The task
Determine how many lines include the word "this", then give that number and nothing more.

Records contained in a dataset
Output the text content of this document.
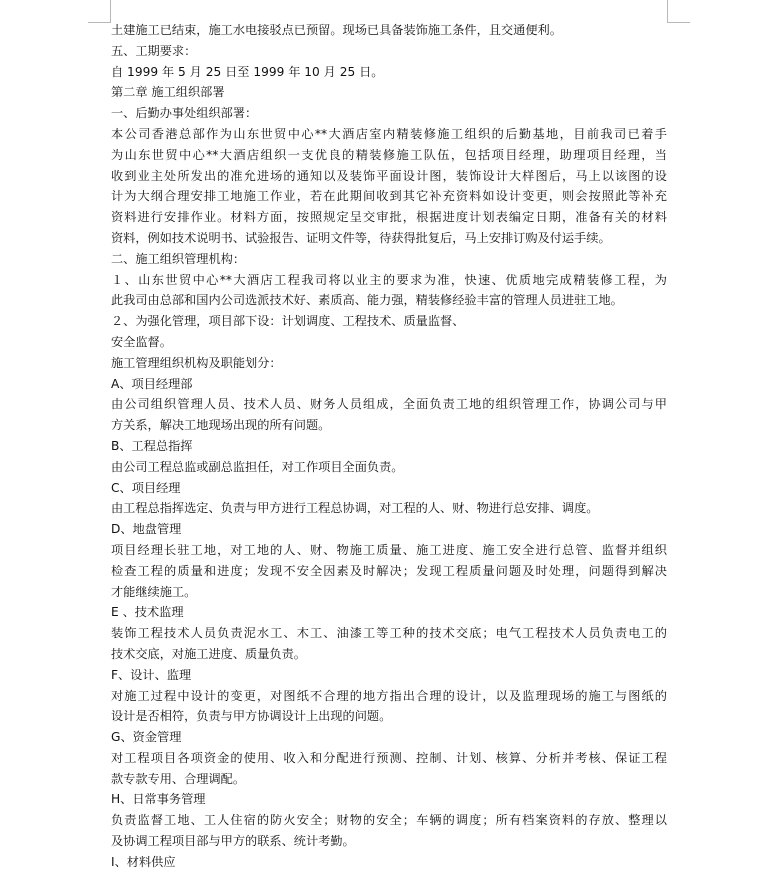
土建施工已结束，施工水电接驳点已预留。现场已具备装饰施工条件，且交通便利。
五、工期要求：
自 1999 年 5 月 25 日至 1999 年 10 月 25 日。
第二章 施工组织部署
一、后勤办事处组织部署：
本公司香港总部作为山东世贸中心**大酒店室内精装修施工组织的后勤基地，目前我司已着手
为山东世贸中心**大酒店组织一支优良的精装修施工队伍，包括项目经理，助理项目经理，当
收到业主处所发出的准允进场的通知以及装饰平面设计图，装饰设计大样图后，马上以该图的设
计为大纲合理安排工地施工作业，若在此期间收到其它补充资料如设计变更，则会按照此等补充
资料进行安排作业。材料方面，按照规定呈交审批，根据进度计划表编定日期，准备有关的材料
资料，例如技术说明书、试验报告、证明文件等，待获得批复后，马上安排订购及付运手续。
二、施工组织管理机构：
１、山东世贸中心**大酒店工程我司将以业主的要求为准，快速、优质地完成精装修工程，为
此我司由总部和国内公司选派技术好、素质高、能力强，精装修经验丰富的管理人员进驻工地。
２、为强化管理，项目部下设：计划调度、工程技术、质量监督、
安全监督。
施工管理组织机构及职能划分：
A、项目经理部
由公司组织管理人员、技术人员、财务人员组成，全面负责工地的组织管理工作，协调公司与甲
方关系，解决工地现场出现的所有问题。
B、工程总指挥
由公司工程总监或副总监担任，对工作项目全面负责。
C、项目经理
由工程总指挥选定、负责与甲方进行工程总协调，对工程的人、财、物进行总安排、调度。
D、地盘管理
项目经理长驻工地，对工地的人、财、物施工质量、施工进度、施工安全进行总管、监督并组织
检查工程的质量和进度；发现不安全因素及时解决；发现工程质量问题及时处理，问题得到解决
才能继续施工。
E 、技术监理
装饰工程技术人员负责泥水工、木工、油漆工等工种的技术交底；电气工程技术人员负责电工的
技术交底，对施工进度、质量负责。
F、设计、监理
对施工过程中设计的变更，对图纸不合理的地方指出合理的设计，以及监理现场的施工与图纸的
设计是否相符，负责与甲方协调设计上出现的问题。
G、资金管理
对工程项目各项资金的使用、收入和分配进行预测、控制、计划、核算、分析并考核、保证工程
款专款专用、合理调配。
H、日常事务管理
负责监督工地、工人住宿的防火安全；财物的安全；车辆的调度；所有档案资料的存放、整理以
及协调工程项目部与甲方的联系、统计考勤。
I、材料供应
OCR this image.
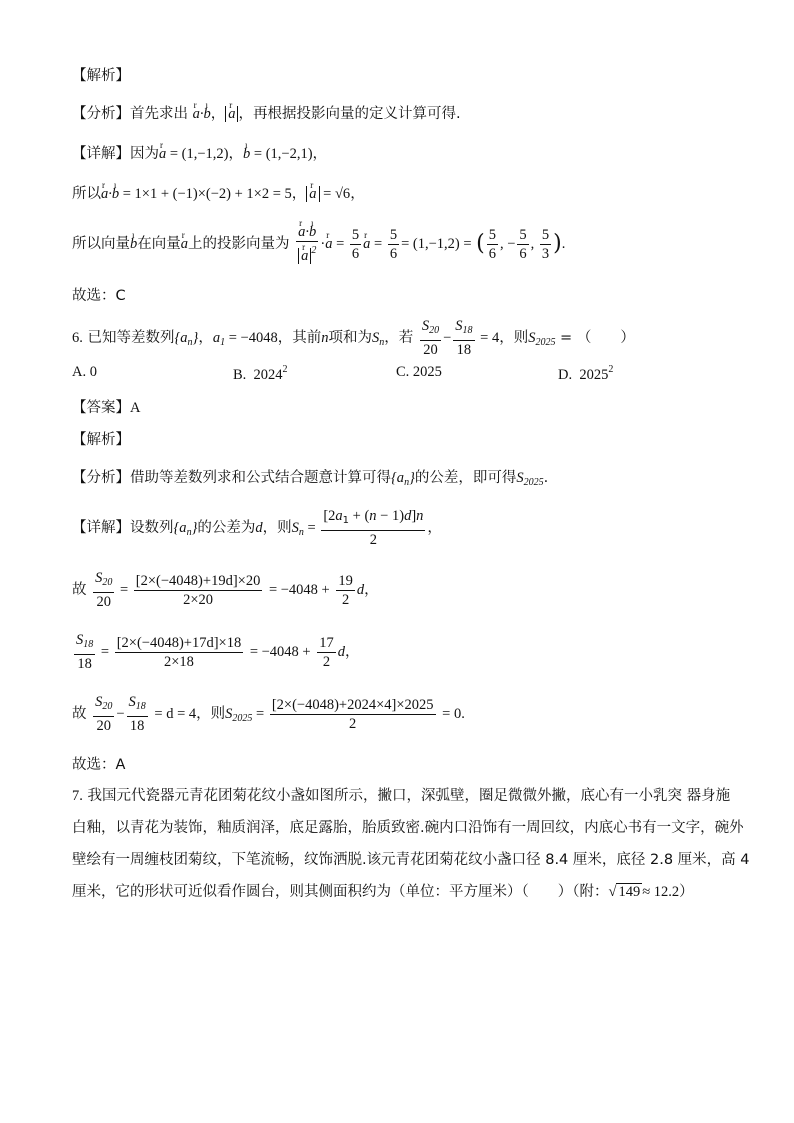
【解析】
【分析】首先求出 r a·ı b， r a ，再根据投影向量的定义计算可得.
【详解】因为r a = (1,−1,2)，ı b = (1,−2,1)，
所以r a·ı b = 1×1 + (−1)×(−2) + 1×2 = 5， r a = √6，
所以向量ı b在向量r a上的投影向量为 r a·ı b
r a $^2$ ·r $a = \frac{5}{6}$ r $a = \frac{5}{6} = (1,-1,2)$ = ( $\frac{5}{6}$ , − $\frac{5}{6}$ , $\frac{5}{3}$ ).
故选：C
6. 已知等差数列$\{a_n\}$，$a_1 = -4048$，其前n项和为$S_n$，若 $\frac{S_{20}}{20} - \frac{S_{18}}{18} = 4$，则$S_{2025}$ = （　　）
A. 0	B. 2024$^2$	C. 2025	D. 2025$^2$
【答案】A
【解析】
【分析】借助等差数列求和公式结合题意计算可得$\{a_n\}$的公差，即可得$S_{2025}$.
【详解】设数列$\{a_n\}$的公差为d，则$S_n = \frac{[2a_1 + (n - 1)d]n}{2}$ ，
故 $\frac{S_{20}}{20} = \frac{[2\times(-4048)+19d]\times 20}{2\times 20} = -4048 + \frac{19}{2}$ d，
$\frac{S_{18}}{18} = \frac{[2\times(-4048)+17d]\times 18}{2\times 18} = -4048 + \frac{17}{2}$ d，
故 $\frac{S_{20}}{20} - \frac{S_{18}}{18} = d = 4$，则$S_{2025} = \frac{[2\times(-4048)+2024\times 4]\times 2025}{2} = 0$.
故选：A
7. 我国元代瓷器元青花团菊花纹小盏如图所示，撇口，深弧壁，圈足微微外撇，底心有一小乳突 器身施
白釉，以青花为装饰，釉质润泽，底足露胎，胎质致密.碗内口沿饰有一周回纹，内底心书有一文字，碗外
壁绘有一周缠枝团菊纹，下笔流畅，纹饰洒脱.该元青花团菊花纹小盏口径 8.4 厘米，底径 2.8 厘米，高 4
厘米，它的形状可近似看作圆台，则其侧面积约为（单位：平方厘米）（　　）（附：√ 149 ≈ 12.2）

Result of the exercise
2